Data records
|---|

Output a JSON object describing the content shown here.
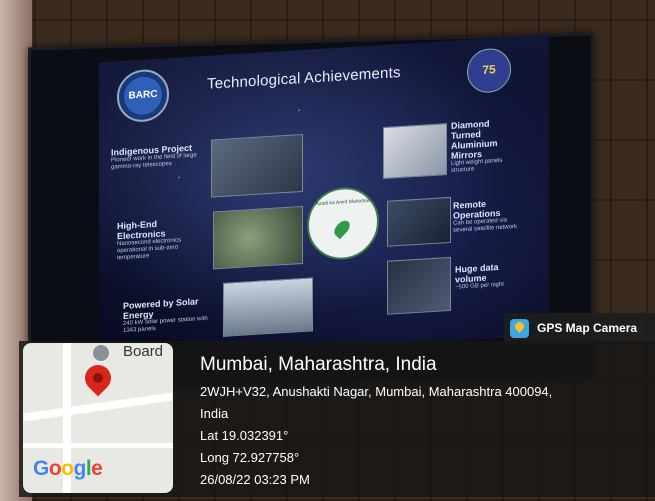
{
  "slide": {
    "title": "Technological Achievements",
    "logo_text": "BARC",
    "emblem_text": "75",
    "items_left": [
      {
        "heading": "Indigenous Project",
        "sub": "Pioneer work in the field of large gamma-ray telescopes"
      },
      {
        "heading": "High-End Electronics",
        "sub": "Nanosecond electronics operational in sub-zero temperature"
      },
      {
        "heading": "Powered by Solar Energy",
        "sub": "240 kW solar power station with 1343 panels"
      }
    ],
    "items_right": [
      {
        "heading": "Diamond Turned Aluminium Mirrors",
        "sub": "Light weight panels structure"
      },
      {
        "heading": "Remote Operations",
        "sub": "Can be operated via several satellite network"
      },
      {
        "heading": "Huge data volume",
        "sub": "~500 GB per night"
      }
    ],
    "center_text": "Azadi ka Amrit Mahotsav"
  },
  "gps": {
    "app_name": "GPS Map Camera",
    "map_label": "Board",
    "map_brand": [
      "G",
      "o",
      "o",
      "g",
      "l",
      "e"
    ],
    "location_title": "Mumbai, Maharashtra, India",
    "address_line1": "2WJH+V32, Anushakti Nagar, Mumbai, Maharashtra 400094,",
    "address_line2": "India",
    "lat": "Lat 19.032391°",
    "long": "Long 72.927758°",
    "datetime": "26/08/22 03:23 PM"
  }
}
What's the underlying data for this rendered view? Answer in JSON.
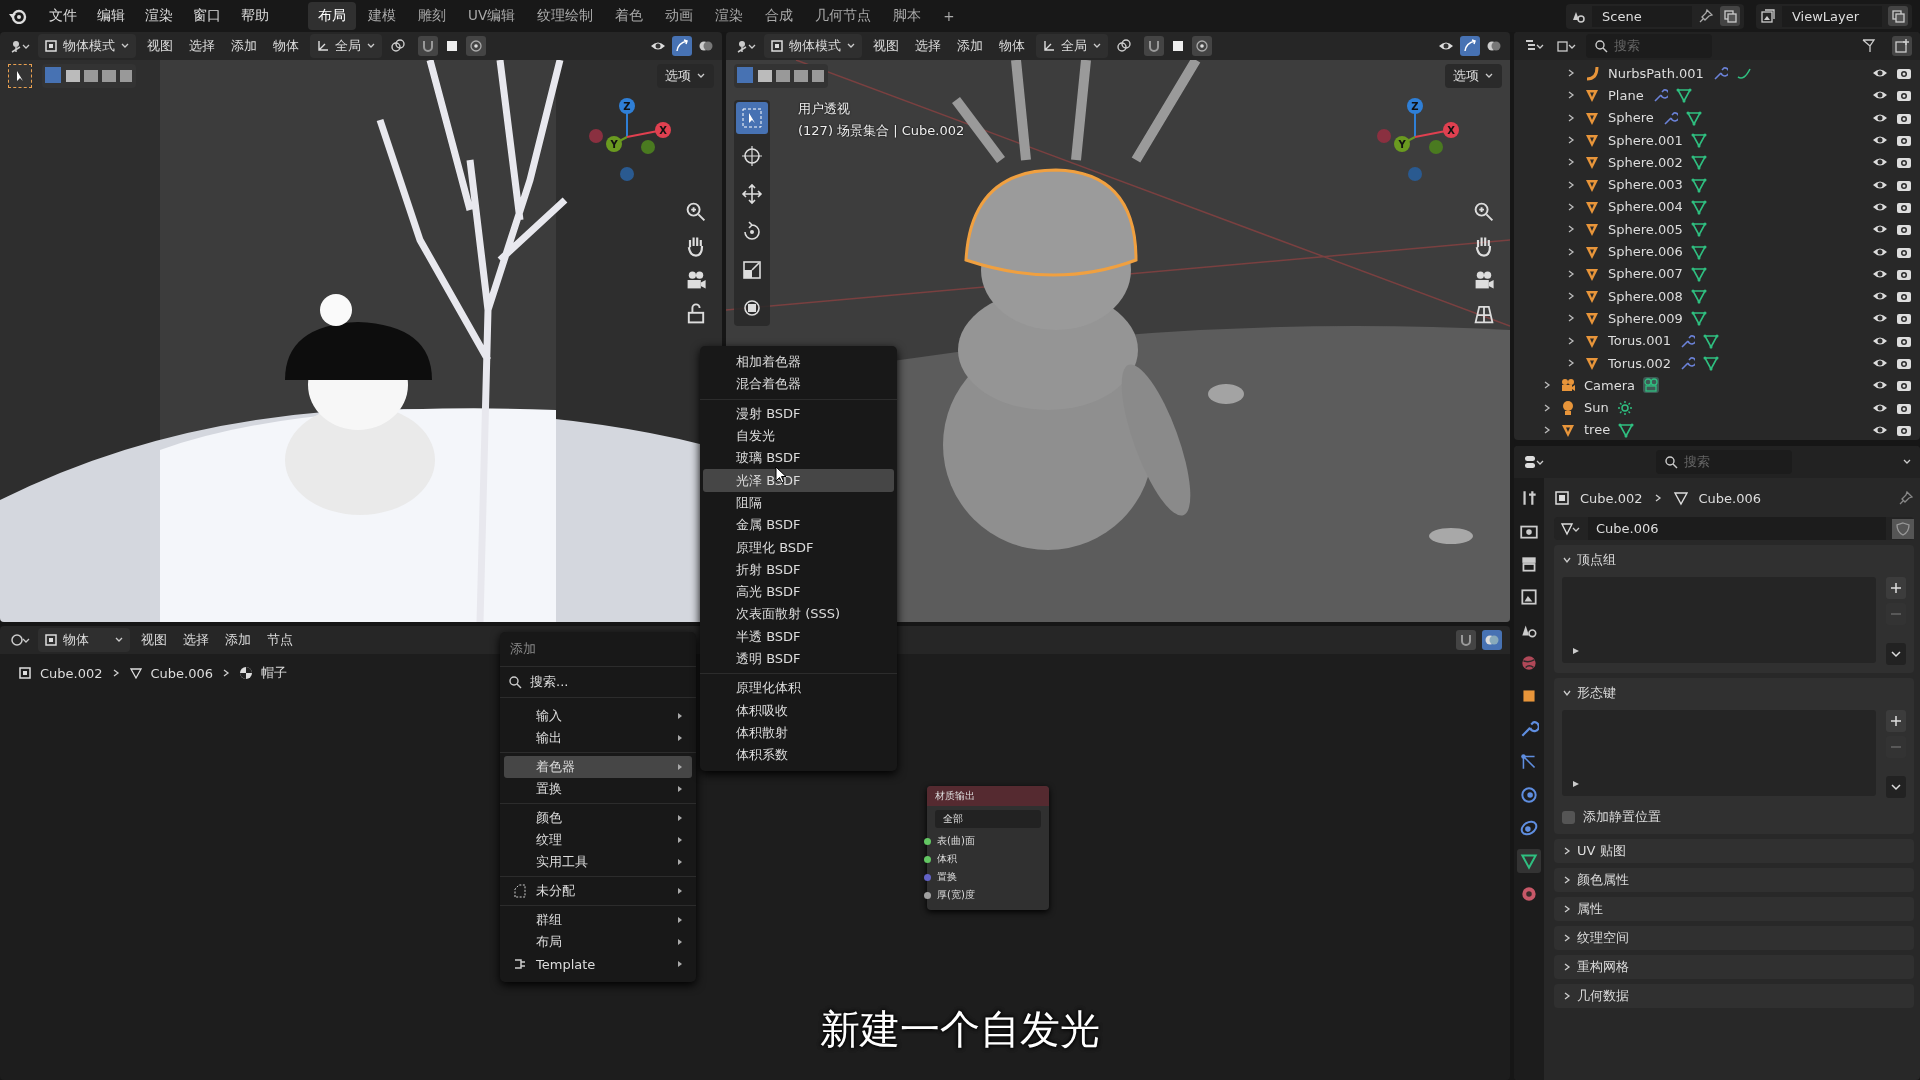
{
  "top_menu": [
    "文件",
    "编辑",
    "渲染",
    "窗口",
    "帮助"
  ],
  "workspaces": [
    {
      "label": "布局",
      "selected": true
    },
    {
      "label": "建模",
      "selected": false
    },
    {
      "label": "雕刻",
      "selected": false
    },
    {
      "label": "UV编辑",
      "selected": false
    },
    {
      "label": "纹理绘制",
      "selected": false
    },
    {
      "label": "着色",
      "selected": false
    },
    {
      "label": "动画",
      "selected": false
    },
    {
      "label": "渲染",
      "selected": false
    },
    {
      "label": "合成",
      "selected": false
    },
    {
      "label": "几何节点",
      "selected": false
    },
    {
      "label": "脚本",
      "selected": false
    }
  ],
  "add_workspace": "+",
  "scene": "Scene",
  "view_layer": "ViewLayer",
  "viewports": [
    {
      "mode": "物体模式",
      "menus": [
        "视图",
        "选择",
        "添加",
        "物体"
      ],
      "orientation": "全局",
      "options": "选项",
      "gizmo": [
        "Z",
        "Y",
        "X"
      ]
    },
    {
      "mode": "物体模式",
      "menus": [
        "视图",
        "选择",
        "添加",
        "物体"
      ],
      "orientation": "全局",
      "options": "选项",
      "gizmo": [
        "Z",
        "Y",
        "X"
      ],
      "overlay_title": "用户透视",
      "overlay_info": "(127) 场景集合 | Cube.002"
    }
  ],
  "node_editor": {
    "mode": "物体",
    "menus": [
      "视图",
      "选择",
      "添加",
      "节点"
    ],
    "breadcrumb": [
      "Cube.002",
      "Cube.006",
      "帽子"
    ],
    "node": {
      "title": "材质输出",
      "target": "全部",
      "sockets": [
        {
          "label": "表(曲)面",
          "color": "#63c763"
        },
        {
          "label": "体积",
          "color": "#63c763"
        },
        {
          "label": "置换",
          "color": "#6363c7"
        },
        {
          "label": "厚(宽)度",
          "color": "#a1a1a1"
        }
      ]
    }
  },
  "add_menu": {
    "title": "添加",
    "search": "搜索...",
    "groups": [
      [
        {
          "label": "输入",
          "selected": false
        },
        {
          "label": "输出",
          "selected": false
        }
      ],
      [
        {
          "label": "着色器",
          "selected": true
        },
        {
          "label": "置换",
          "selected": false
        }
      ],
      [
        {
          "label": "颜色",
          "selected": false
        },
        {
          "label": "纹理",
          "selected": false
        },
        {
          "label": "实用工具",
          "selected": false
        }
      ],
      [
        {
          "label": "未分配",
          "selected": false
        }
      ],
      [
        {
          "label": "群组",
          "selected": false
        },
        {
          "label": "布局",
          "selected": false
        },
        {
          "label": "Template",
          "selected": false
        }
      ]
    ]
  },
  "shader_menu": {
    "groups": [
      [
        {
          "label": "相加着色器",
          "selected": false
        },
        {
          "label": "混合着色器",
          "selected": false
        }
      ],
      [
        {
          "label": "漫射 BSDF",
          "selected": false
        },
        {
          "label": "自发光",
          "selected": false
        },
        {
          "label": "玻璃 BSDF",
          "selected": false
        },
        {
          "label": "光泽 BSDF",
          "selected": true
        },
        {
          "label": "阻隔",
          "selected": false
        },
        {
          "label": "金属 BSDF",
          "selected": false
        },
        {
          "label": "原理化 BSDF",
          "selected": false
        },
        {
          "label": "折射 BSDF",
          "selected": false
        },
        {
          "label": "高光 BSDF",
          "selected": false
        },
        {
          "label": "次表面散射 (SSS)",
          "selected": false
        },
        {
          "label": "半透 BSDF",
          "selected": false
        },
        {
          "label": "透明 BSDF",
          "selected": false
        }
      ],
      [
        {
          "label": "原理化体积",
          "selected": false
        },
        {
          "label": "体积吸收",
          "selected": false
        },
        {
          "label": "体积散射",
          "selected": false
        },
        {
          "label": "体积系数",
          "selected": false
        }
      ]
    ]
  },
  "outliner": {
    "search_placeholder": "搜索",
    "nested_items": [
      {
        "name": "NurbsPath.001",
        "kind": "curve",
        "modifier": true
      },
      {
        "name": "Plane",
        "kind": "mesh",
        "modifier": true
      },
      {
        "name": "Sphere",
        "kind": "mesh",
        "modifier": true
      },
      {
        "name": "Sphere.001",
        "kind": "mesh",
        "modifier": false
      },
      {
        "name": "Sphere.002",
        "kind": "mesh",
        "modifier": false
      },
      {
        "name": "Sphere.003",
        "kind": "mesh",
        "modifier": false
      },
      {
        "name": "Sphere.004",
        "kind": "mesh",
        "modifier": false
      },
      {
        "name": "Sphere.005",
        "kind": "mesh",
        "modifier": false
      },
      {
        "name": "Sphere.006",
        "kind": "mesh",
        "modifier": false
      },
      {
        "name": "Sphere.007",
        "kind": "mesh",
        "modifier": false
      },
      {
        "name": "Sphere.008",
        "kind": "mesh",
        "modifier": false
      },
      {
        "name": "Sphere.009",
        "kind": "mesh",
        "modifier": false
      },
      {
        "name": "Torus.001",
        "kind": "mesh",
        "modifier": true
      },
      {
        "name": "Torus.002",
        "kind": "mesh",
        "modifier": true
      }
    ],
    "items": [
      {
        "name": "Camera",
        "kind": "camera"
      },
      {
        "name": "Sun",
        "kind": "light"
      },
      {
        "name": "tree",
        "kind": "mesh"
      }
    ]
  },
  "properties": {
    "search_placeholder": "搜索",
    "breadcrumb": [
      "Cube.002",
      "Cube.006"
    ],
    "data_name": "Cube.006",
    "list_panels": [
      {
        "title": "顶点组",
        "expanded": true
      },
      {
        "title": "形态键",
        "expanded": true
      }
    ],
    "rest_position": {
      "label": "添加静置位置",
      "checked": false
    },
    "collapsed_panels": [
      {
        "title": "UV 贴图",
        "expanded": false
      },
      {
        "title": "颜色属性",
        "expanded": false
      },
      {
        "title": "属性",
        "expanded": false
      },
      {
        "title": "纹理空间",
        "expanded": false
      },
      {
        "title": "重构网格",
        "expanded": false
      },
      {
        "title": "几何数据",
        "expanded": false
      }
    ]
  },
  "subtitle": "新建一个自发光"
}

|---|

__CHALLENGE__.
Transcribe all of the material exactly, leaving out whatever pictures it contains.

__WRITTEN ANSWER__.
Output a JSON object describing the content shown here.
{
  "slide": {
    "title": "Technological Achievements",
    "logo_text": "BARC",
    "emblem_text": "75",
    "items_left": [
      {
        "heading": "Indigenous Project",
        "sub": "Pioneer work in the field of large gamma-ray telescopes"
      },
      {
        "heading": "High-End Electronics",
        "sub": "Nanosecond electronics operational in sub-zero temperature"
      },
      {
        "heading": "Powered by Solar Energy",
        "sub": "240 kW solar power station with 1343 panels"
      }
    ],
    "items_right": [
      {
        "heading": "Diamond Turned Aluminium Mirrors",
        "sub": "Light weight panels structure"
      },
      {
        "heading": "Remote Operations",
        "sub": "Can be operated via several satellite network"
      },
      {
        "heading": "Huge data volume",
        "sub": "~500 GB per night"
      }
    ],
    "center_text": "Azadi ka Amrit Mahotsav"
  },
  "gps": {
    "app_name": "GPS Map Camera",
    "map_label": "Board",
    "map_brand": [
      "G",
      "o",
      "o",
      "g",
      "l",
      "e"
    ],
    "location_title": "Mumbai, Maharashtra, India",
    "address_line1": "2WJH+V32, Anushakti Nagar, Mumbai, Maharashtra 400094,",
    "address_line2": "India",
    "lat": "Lat 19.032391°",
    "long": "Long 72.927758°",
    "datetime": "26/08/22 03:23 PM"
  }
}
What's the underlying data for this rendered view? Answer in JSON.
{
  "top_menu": [
    "文件",
    "编辑",
    "渲染",
    "窗口",
    "帮助"
  ],
  "workspaces": [
    {
      "label": "布局",
      "selected": true
    },
    {
      "label": "建模",
      "selected": false
    },
    {
      "label": "雕刻",
      "selected": false
    },
    {
      "label": "UV编辑",
      "selected": false
    },
    {
      "label": "纹理绘制",
      "selected": false
    },
    {
      "label": "着色",
      "selected": false
    },
    {
      "label": "动画",
      "selected": false
    },
    {
      "label": "渲染",
      "selected": false
    },
    {
      "label": "合成",
      "selected": false
    },
    {
      "label": "几何节点",
      "selected": false
    },
    {
      "label": "脚本",
      "selected": false
    }
  ],
  "add_workspace": "+",
  "scene": "Scene",
  "view_layer": "ViewLayer",
  "viewports": [
    {
      "mode": "物体模式",
      "menus": [
        "视图",
        "选择",
        "添加",
        "物体"
      ],
      "orientation": "全局",
      "options": "选项",
      "gizmo": [
        "Z",
        "Y",
        "X"
      ]
    },
    {
      "mode": "物体模式",
      "menus": [
        "视图",
        "选择",
        "添加",
        "物体"
      ],
      "orientation": "全局",
      "options": "选项",
      "gizmo": [
        "Z",
        "Y",
        "X"
      ],
      "overlay_title": "用户透视",
      "overlay_info": "(127) 场景集合 | Cube.002"
    }
  ],
  "node_editor": {
    "mode": "物体",
    "menus": [
      "视图",
      "选择",
      "添加",
      "节点"
    ],
    "breadcrumb": [
      "Cube.002",
      "Cube.006",
      "帽子"
    ],
    "node": {
      "title": "材质输出",
      "target": "全部",
      "sockets": [
        {
          "label": "表(曲)面",
          "color": "#63c763"
        },
        {
          "label": "体积",
          "color": "#63c763"
        },
        {
          "label": "置换",
          "color": "#6363c7"
        },
        {
          "label": "厚(宽)度",
          "color": "#a1a1a1"
        }
      ]
    }
  },
  "add_menu": {
    "title": "添加",
    "search": "搜索...",
    "groups": [
      [
        {
          "label": "输入",
          "selected": false
        },
        {
          "label": "输出",
          "selected": false
        }
      ],
      [
        {
          "label": "着色器",
          "selected": true
        },
        {
          "label": "置换",
          "selected": false
        }
      ],
      [
        {
          "label": "颜色",
          "selected": false
        },
        {
          "label": "纹理",
          "selected": false
        },
        {
          "label": "实用工具",
          "selected": false
        }
      ],
      [
        {
          "label": "未分配",
          "selected": false
        }
      ],
      [
        {
          "label": "群组",
          "selected": false
        },
        {
          "label": "布局",
          "selected": false
        },
        {
          "label": "Template",
          "selected": false
        }
      ]
    ]
  },
  "shader_menu": {
    "groups": [
      [
        {
          "label": "相加着色器",
          "selected": false
        },
        {
          "label": "混合着色器",
          "selected": false
        }
      ],
      [
        {
          "label": "漫射 BSDF",
          "selected": false
        },
        {
          "label": "自发光",
          "selected": false
        },
        {
          "label": "玻璃 BSDF",
          "selected": false
        },
        {
          "label": "光泽 BSDF",
          "selected": true
        },
        {
          "label": "阻隔",
          "selected": false
        },
        {
          "label": "金属 BSDF",
          "selected": false
        },
        {
          "label": "原理化 BSDF",
          "selected": false
        },
        {
          "label": "折射 BSDF",
          "selected": false
        },
        {
          "label": "高光 BSDF",
          "selected": false
        },
        {
          "label": "次表面散射 (SSS)",
          "selected": false
        },
        {
          "label": "半透 BSDF",
          "selected": false
        },
        {
          "label": "透明 BSDF",
          "selected": false
        }
      ],
      [
        {
          "label": "原理化体积",
          "selected": false
        },
        {
          "label": "体积吸收",
          "selected": false
        },
        {
          "label": "体积散射",
          "selected": false
        },
        {
          "label": "体积系数",
          "selected": false
        }
      ]
    ]
  },
  "outliner": {
    "search_placeholder": "搜索",
    "nested_items": [
      {
        "name": "NurbsPath.001",
        "kind": "curve",
        "modifier": true
      },
      {
        "name": "Plane",
        "kind": "mesh",
        "modifier": true
      },
      {
        "name": "Sphere",
        "kind": "mesh",
        "modifier": true
      },
      {
        "name": "Sphere.001",
        "kind": "mesh",
        "modifier": false
      },
      {
        "name": "Sphere.002",
        "kind": "mesh",
        "modifier": false
      },
      {
        "name": "Sphere.003",
        "kind": "mesh",
        "modifier": false
      },
      {
        "name": "Sphere.004",
        "kind": "mesh",
        "modifier": false
      },
      {
        "name": "Sphere.005",
        "kind": "mesh",
        "modifier": false
      },
      {
        "name": "Sphere.006",
        "kind": "mesh",
        "modifier": false
      },
      {
        "name": "Sphere.007",
        "kind": "mesh",
        "modifier": false
      },
      {
        "name": "Sphere.008",
        "kind": "mesh",
        "modifier": false
      },
      {
        "name": "Sphere.009",
        "kind": "mesh",
        "modifier": false
      },
      {
        "name": "Torus.001",
        "kind": "mesh",
        "modifier": true
      },
      {
        "name": "Torus.002",
        "kind": "mesh",
        "modifier": true
      }
    ],
    "items": [
      {
        "name": "Camera",
        "kind": "camera"
      },
      {
        "name": "Sun",
        "kind": "light"
      },
      {
        "name": "tree",
        "kind": "mesh"
      }
    ]
  },
  "properties": {
    "search_placeholder": "搜索",
    "breadcrumb": [
      "Cube.002",
      "Cube.006"
    ],
    "data_name": "Cube.006",
    "list_panels": [
      {
        "title": "顶点组",
        "expanded": true
      },
      {
        "title": "形态键",
        "expanded": true
      }
    ],
    "rest_position": {
      "label": "添加静置位置",
      "checked": false
    },
    "collapsed_panels": [
      {
        "title": "UV 贴图",
        "expanded": false
      },
      {
        "title": "颜色属性",
        "expanded": false
      },
      {
        "title": "属性",
        "expanded": false
      },
      {
        "title": "纹理空间",
        "expanded": false
      },
      {
        "title": "重构网格",
        "expanded": false
      },
      {
        "title": "几何数据",
        "expanded": false
      }
    ]
  },
  "subtitle": "新建一个自发光"
}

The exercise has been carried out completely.